**** DATA RECORDS
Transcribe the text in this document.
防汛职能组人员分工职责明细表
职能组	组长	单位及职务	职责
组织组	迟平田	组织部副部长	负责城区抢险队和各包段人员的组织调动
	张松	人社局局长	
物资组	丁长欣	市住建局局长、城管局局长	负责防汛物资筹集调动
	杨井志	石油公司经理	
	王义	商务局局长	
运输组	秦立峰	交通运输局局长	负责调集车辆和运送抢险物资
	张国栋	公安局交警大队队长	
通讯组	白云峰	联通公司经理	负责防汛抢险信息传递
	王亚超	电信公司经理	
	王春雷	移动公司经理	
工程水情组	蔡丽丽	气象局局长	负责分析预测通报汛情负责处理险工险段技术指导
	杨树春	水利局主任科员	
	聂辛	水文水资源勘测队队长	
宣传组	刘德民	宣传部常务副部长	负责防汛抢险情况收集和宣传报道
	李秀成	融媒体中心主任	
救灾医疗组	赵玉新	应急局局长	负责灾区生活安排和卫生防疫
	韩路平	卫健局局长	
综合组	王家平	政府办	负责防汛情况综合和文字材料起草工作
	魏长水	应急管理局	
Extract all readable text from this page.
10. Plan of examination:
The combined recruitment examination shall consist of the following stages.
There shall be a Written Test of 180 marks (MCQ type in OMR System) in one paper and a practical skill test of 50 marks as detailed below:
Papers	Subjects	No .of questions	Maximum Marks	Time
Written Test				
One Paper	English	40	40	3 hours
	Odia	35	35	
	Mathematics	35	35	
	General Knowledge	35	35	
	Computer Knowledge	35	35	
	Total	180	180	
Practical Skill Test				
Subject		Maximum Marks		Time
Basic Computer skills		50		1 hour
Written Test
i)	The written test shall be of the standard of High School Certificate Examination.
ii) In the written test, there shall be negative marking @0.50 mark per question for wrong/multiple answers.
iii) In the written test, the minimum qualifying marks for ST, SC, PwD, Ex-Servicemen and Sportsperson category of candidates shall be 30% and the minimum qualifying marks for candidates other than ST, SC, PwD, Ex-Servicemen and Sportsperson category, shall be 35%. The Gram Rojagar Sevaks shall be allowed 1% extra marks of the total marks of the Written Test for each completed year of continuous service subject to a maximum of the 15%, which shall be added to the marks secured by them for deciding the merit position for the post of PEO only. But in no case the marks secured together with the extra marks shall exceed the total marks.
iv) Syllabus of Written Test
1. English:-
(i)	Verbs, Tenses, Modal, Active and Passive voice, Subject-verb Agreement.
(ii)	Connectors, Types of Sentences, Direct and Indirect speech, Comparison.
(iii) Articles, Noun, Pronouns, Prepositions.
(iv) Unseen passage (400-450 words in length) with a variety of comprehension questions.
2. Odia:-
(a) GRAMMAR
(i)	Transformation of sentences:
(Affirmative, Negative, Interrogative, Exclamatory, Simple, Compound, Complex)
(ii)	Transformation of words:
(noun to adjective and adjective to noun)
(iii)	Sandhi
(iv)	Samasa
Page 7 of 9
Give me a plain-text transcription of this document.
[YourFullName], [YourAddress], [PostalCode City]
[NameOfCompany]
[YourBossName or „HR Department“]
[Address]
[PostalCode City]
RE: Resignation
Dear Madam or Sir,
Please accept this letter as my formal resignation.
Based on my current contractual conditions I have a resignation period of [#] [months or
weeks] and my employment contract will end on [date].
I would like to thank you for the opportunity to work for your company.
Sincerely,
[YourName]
********
Print from the line containing "Give me a plain-text" to the last line above, exactly as written.

- WRITTEN ANSWER -
Give me a plain-text transcription of this document.
[YourFullName], [YourAddress], [PostalCode City]
[NameOfCompany]
[YourBossName or „HR Department“]
[Address]
[PostalCode City]
RE: Resignation
Dear Madam or Sir,
Please accept this letter as my formal resignation.
Based on my current contractual conditions I have a resignation period of [#] [months or
weeks] and my employment contract will end on [date].
I would like to thank you for the opportunity to work for your company.
Sincerely,
[YourName]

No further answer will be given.